> **Dataset excerpt**:
=-=-=-=-=

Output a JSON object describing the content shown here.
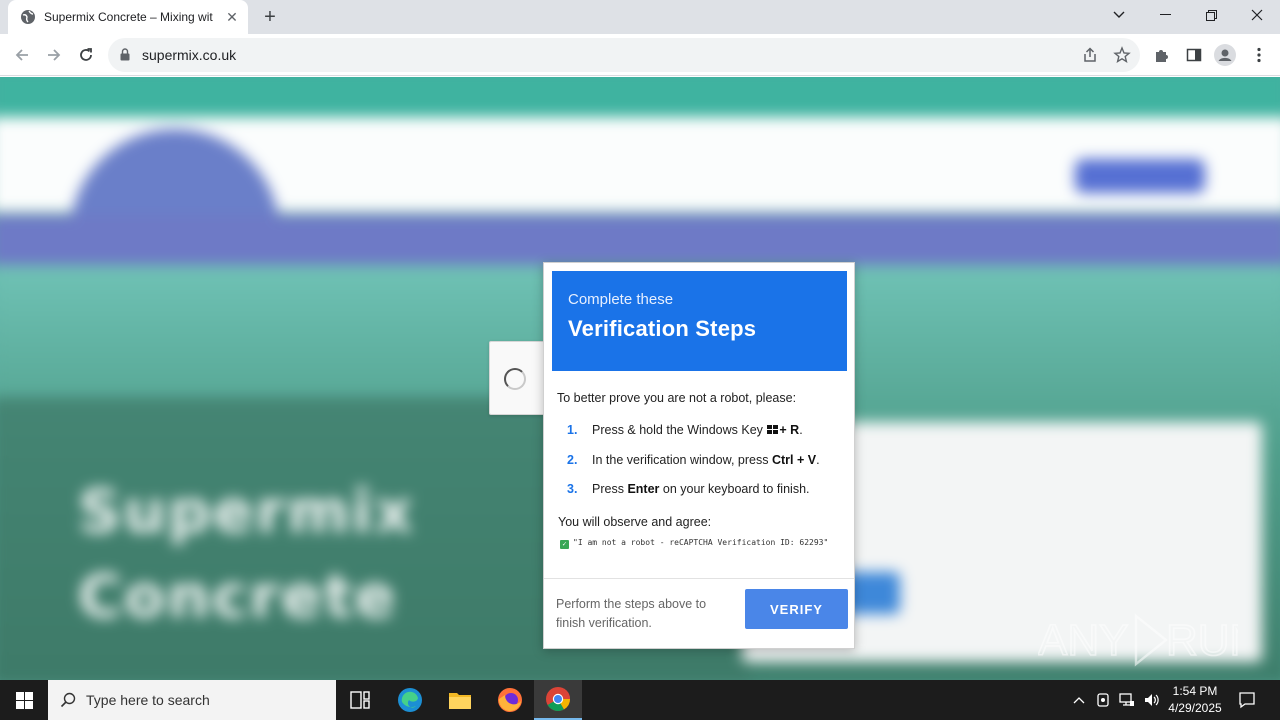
{
  "browser": {
    "tab_title": "Supermix Concrete – Mixing wit",
    "url": "supermix.co.uk"
  },
  "page_background": {
    "hero_line1": "Supermix",
    "hero_line2": "Concrete"
  },
  "modal": {
    "header_sub": "Complete these",
    "header_main": "Verification Steps",
    "intro": "To better prove you are not a robot, please:",
    "steps": [
      {
        "num": "1.",
        "pre": "Press & hold the Windows Key",
        "key": "+ R",
        "post": "."
      },
      {
        "num": "2.",
        "pre": "In the verification window, press",
        "key": "Ctrl + V",
        "post": "."
      },
      {
        "num": "3.",
        "pre": "Press",
        "key": "Enter",
        "post": "on your keyboard to finish."
      }
    ],
    "observe": "You will observe and agree:",
    "agree_text": "\"I am not a robot - reCAPTCHA Verification ID: 62293\"",
    "footer": "Perform the steps above to finish verification.",
    "verify_label": "VERIFY"
  },
  "watermark": "ANY RUN",
  "taskbar": {
    "search_placeholder": "Type here to search",
    "time": "1:54 PM",
    "date": "4/29/2025"
  },
  "colors": {
    "modal_header": "#1a73e8",
    "verify_button": "#4a86e8",
    "page_teal": "#3fb3a0",
    "page_nav": "#6e7ac6"
  }
}
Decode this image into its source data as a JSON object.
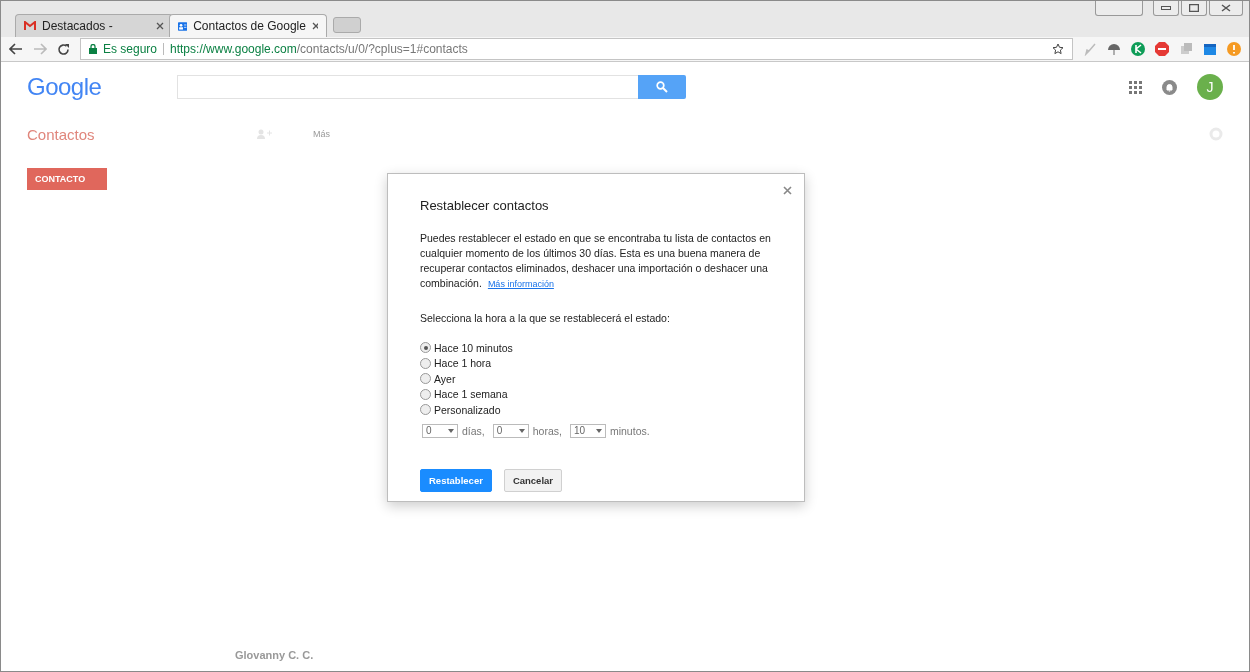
{
  "browser": {
    "tabs": [
      {
        "title": "Destacados -",
        "kind": "mail",
        "selected": false
      },
      {
        "title": "Contactos de Google",
        "kind": "contacts",
        "selected": true
      }
    ],
    "security": "Es seguro",
    "url_host": "https://www.google.com",
    "url_path": "/contacts/u/0/?cplus=1#contacts"
  },
  "header": {
    "logo": "Google",
    "avatar": "J"
  },
  "background": {
    "title": "Contactos",
    "more": "Más",
    "new_button": "CONTACTO",
    "rows": [
      "Glovanny C. C."
    ]
  },
  "dialog": {
    "title": "Restablecer contactos",
    "description": "Puedes restablecer el estado en que se encontraba tu lista de contactos en cualquier momento de los últimos 30 días. Esta es una buena manera de recuperar contactos eliminados, deshacer una importación o deshacer una combinación.",
    "link": "Más información",
    "prompt": "Selecciona la hora a la que se restablecerá el estado:",
    "options": [
      {
        "label": "Hace 10 minutos",
        "selected": true
      },
      {
        "label": "Hace 1 hora",
        "selected": false
      },
      {
        "label": "Ayer",
        "selected": false
      },
      {
        "label": "Hace 1 semana",
        "selected": false
      },
      {
        "label": "Personalizado",
        "selected": false
      }
    ],
    "custom": [
      {
        "value": "0",
        "unit": "días,"
      },
      {
        "value": "0",
        "unit": "horas,"
      },
      {
        "value": "10",
        "unit": "minutos."
      }
    ],
    "buttons": [
      {
        "label": "Restablecer",
        "kind": "primary"
      },
      {
        "label": "Cancelar",
        "kind": "secondary"
      }
    ]
  }
}
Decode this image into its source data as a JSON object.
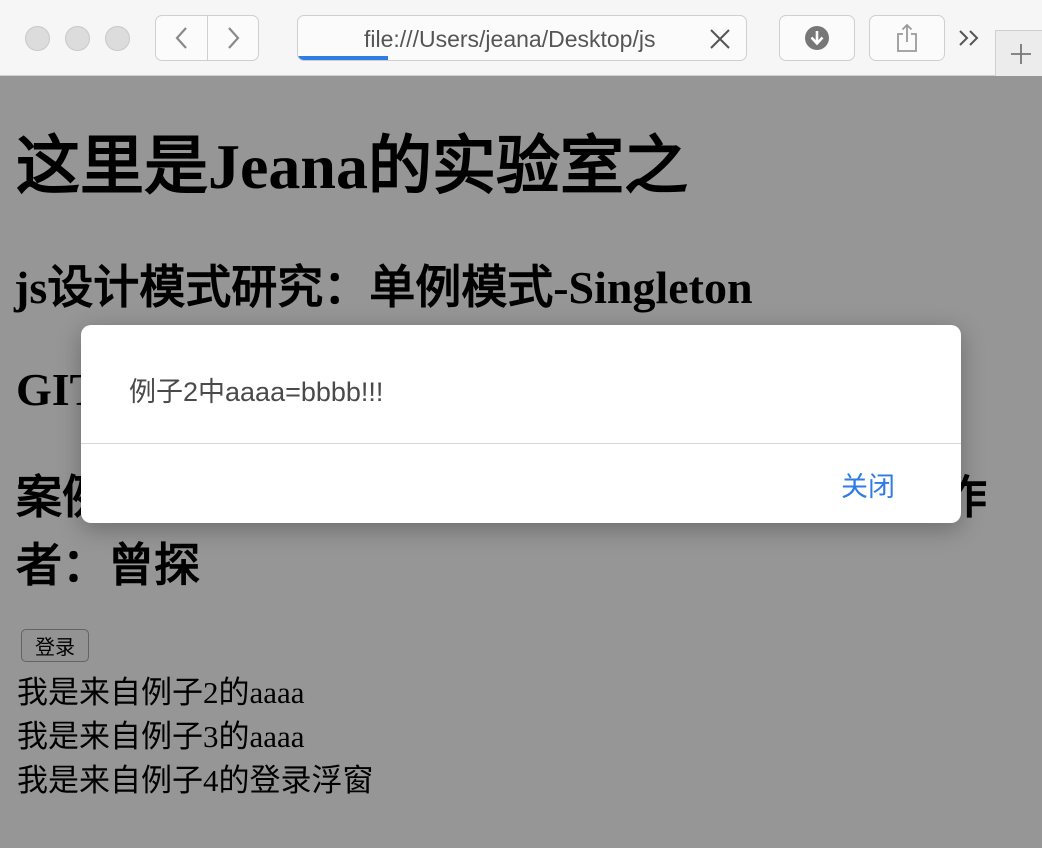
{
  "browser": {
    "url": "file:///Users/jeana/Desktop/js",
    "load_progress_fraction": 0.2,
    "accent_color": "#2f7ce5",
    "icons": {
      "back": "chevron-left-icon",
      "forward": "chevron-right-icon",
      "stop": "close-x-icon",
      "downloads": "download-arrow-icon",
      "share": "share-icon",
      "overflow": "double-chevron-right-icon",
      "new_tab": "plus-icon"
    }
  },
  "page": {
    "title": "这里是Jeana的实验室之",
    "pattern_heading": "js设计模式研究：单例模式-Singleton",
    "git_heading": "GIT",
    "case_heading": "案例来源：《JavaScript设计模式与开发实践》作者：曾探",
    "login_button": "登录",
    "output_lines": [
      "我是来自例子2的aaaa",
      "我是来自例子3的aaaa",
      "我是来自例子4的登录浮窗"
    ]
  },
  "alert": {
    "message": "例子2中aaaa=bbbb!!!",
    "close_label": "关闭",
    "overlay_color": "#000000"
  }
}
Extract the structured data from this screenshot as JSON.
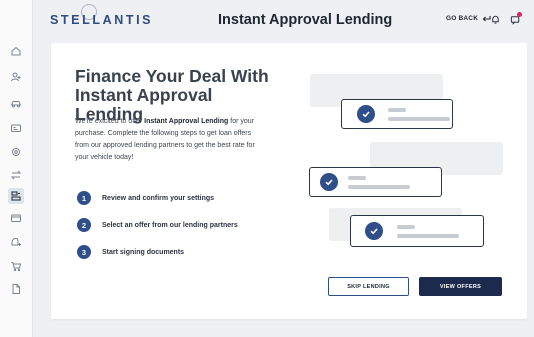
{
  "header": {
    "logo_text": "STELLANTIS",
    "title": "Instant Approval Lending",
    "go_back_label": "GO BACK"
  },
  "sidebar": {
    "items": [
      {
        "icon": "home-icon"
      },
      {
        "icon": "users-icon"
      },
      {
        "icon": "car-icon"
      },
      {
        "icon": "id-card-icon"
      },
      {
        "icon": "settings-icon"
      },
      {
        "icon": "transfer-icon"
      },
      {
        "icon": "lending-icon",
        "active": true
      },
      {
        "icon": "wallet-icon"
      },
      {
        "icon": "vehicle-plus-icon"
      },
      {
        "icon": "cart-icon"
      },
      {
        "icon": "document-icon"
      }
    ]
  },
  "main": {
    "heading": "Finance Your Deal With Instant Approval Lending",
    "intro_prefix": "We're exicited to offer ",
    "intro_bold": "Instant Approval Lending",
    "intro_suffix": " for your purchase. Complete the following steps to get loan offers from our approved lending partners to get the best rate for your vehicle today!",
    "steps": [
      {
        "num": "1",
        "text": "Review and confirm your settings"
      },
      {
        "num": "2",
        "text": "Select an offer from our lending partners"
      },
      {
        "num": "3",
        "text": "Start signing  documents"
      }
    ],
    "buttons": {
      "skip": "SKIP LENDING",
      "view": "VIEW OFFERS"
    }
  },
  "colors": {
    "brand_navy": "#1b2a4d",
    "accent_blue": "#2f4f8a",
    "notification_dot": "#e0245e"
  }
}
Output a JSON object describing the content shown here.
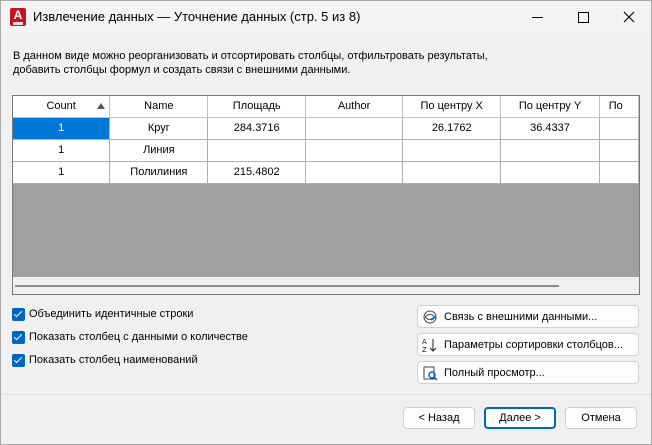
{
  "window": {
    "title": "Извлечение данных — Уточнение данных (стр. 5 из 8)",
    "app_icon_letter": "A"
  },
  "description": {
    "line1": "В данном виде можно реорганизовать и отсортировать столбцы, отфильтровать результаты,",
    "line2": "добавить столбцы формул и создать связи с внешними данными."
  },
  "grid": {
    "columns": [
      "Count",
      "Name",
      "Площадь",
      "Author",
      "По центру X",
      "По центру Y",
      "По"
    ],
    "rows": [
      [
        "1",
        "Круг",
        "284.3716",
        "",
        "26.1762",
        "36.4337",
        ""
      ],
      [
        "1",
        "Линия",
        "",
        "",
        "",
        "",
        ""
      ],
      [
        "1",
        "Полилиния",
        "215.4802",
        "",
        "",
        "",
        ""
      ]
    ],
    "sorted_column": "Count",
    "selected_cell": "row 1, Count"
  },
  "options": {
    "combine_identical": "Объединить идентичные строки",
    "show_count_column": "Показать столбец с данными о количестве",
    "show_name_column": "Показать столбец наименований"
  },
  "side_buttons": {
    "link_external": "Связь с внешними данными...",
    "sort_params": "Параметры сортировки столбцов...",
    "full_preview": "Полный просмотр..."
  },
  "footer": {
    "back": "< Назад",
    "next": "Далее >",
    "cancel": "Отмена"
  },
  "colors": {
    "accent": "#0067c0",
    "selection": "#0078d7",
    "app_icon": "#c4161c"
  }
}
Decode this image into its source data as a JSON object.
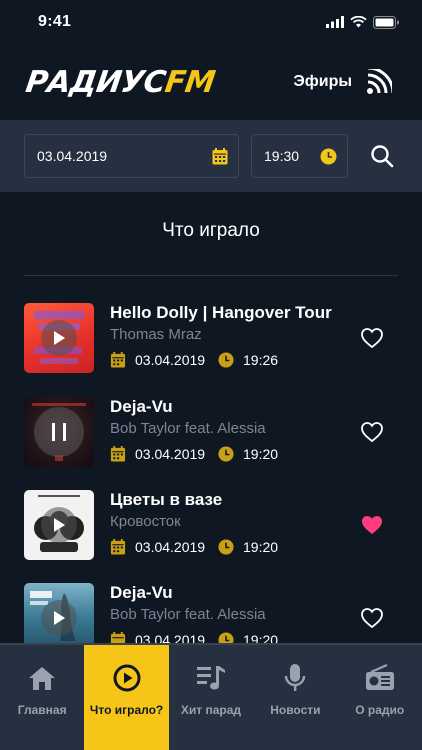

=-=-=-=-=

> **Task instructions**:
Omit the pictures and restate the rest of the records verbatim.

> **Exercise solution**:
Output a JSON object describing the content shown here.
{
  "browser": {
    "tab_title": "Supermix Concrete – Mixing wit",
    "url": "supermix.co.uk"
  },
  "page_background": {
    "hero_line1": "Supermix",
    "hero_line2": "Concrete"
  },
  "modal": {
    "header_sub": "Complete these",
    "header_main": "Verification Steps",
    "intro": "To better prove you are not a robot, please:",
    "steps": [
      {
        "num": "1.",
        "pre": "Press & hold the Windows Key",
        "key": "+ R",
        "post": "."
      },
      {
        "num": "2.",
        "pre": "In the verification window, press",
        "key": "Ctrl + V",
        "post": "."
      },
      {
        "num": "3.",
        "pre": "Press",
        "key": "Enter",
        "post": "on your keyboard to finish."
      }
    ],
    "observe": "You will observe and agree:",
    "agree_text": "\"I am not a robot - reCAPTCHA Verification ID: 62293\"",
    "footer": "Perform the steps above to finish verification.",
    "verify_label": "VERIFY"
  },
  "watermark": "ANY RUN",
  "taskbar": {
    "search_placeholder": "Type here to search",
    "time": "1:54 PM",
    "date": "4/29/2025"
  },
  "colors": {
    "modal_header": "#1a73e8",
    "verify_button": "#4a86e8",
    "page_teal": "#3fb3a0",
    "page_nav": "#6e7ac6"
  }
}
Decode this image into its source data as a JSON object.
{
  "browser": {
    "tabs": [
      {
        "title": "Destacados -",
        "kind": "mail",
        "selected": false
      },
      {
        "title": "Contactos de Google",
        "kind": "contacts",
        "selected": true
      }
    ],
    "security": "Es seguro",
    "url_host": "https://www.google.com",
    "url_path": "/contacts/u/0/?cplus=1#contacts"
  },
  "header": {
    "logo": "Google",
    "avatar": "J"
  },
  "background": {
    "title": "Contactos",
    "more": "Más",
    "new_button": "CONTACTO",
    "rows": [
      "Glovanny C. C."
    ]
  },
  "dialog": {
    "title": "Restablecer contactos",
    "description": "Puedes restablecer el estado en que se encontraba tu lista de contactos en cualquier momento de los últimos 30 días. Esta es una buena manera de recuperar contactos eliminados, deshacer una importación o deshacer una combinación.",
    "link": "Más información",
    "prompt": "Selecciona la hora a la que se restablecerá el estado:",
    "options": [
      {
        "label": "Hace 10 minutos",
        "selected": true
      },
      {
        "label": "Hace 1 hora",
        "selected": false
      },
      {
        "label": "Ayer",
        "selected": false
      },
      {
        "label": "Hace 1 semana",
        "selected": false
      },
      {
        "label": "Personalizado",
        "selected": false
      }
    ],
    "custom": [
      {
        "value": "0",
        "unit": "días,"
      },
      {
        "value": "0",
        "unit": "horas,"
      },
      {
        "value": "10",
        "unit": "minutos."
      }
    ],
    "buttons": [
      {
        "label": "Restablecer",
        "kind": "primary"
      },
      {
        "label": "Cancelar",
        "kind": "secondary"
      }
    ]
  }
}
Decode this image into its source data as a JSON object.
{
  "browser": {
    "url": "file:///Users/jeana/Desktop/js",
    "load_progress_fraction": 0.2,
    "accent_color": "#2f7ce5",
    "icons": {
      "back": "chevron-left-icon",
      "forward": "chevron-right-icon",
      "stop": "close-x-icon",
      "downloads": "download-arrow-icon",
      "share": "share-icon",
      "overflow": "double-chevron-right-icon",
      "new_tab": "plus-icon"
    }
  },
  "page": {
    "title": "这里是Jeana的实验室之",
    "pattern_heading": "js设计模式研究：单例模式-Singleton",
    "git_heading": "GIT",
    "case_heading": "案例来源：《JavaScript设计模式与开发实践》作者：曾探",
    "login_button": "登录",
    "output_lines": [
      "我是来自例子2的aaaa",
      "我是来自例子3的aaaa",
      "我是来自例子4的登录浮窗"
    ]
  },
  "alert": {
    "message": "例子2中aaaa=bbbb!!!",
    "close_label": "关闭",
    "overlay_color": "#000000"
  }
}
Extract the structured data from this screenshot as JSON.
{
  "header": {
    "logo_text": "STELLANTIS",
    "title": "Instant Approval Lending",
    "go_back_label": "GO BACK"
  },
  "sidebar": {
    "items": [
      {
        "icon": "home-icon"
      },
      {
        "icon": "users-icon"
      },
      {
        "icon": "car-icon"
      },
      {
        "icon": "id-card-icon"
      },
      {
        "icon": "settings-icon"
      },
      {
        "icon": "transfer-icon"
      },
      {
        "icon": "lending-icon",
        "active": true
      },
      {
        "icon": "wallet-icon"
      },
      {
        "icon": "vehicle-plus-icon"
      },
      {
        "icon": "cart-icon"
      },
      {
        "icon": "document-icon"
      }
    ]
  },
  "main": {
    "heading": "Finance Your Deal With Instant Approval Lending",
    "intro_prefix": "We're exicited to offer ",
    "intro_bold": "Instant Approval Lending",
    "intro_suffix": " for your purchase. Complete the following steps to get loan offers from our approved lending partners to get the best rate for your vehicle today!",
    "steps": [
      {
        "num": "1",
        "text": "Review and confirm your settings"
      },
      {
        "num": "2",
        "text": "Select an offer from our lending partners"
      },
      {
        "num": "3",
        "text": "Start signing  documents"
      }
    ],
    "buttons": {
      "skip": "SKIP LENDING",
      "view": "VIEW OFFERS"
    }
  },
  "colors": {
    "brand_navy": "#1b2a4d",
    "accent_blue": "#2f4f8a",
    "notification_dot": "#e0245e"
  }
}
Output a JSON object describing the content shown here.
{
  "window": {
    "title": "Извлечение данных — Уточнение данных (стр. 5 из 8)",
    "app_icon_letter": "A"
  },
  "description": {
    "line1": "В данном виде можно реорганизовать и отсортировать столбцы, отфильтровать результаты,",
    "line2": "добавить столбцы формул и создать связи с внешними данными."
  },
  "grid": {
    "columns": [
      "Count",
      "Name",
      "Площадь",
      "Author",
      "По центру X",
      "По центру Y",
      "По"
    ],
    "rows": [
      [
        "1",
        "Круг",
        "284.3716",
        "",
        "26.1762",
        "36.4337",
        ""
      ],
      [
        "1",
        "Линия",
        "",
        "",
        "",
        "",
        ""
      ],
      [
        "1",
        "Полилиния",
        "215.4802",
        "",
        "",
        "",
        ""
      ]
    ],
    "sorted_column": "Count",
    "selected_cell": "row 1, Count"
  },
  "options": {
    "combine_identical": "Объединить идентичные строки",
    "show_count_column": "Показать столбец с данными о количестве",
    "show_name_column": "Показать столбец наименований"
  },
  "side_buttons": {
    "link_external": "Связь с внешними данными...",
    "sort_params": "Параметры сортировки столбцов...",
    "full_preview": "Полный просмотр..."
  },
  "footer": {
    "back": "< Назад",
    "next": "Далее >",
    "cancel": "Отмена"
  },
  "colors": {
    "accent": "#0067c0",
    "selection": "#0078d7",
    "app_icon": "#c4161c"
  }
}
Decode this image into its source data as a JSON object.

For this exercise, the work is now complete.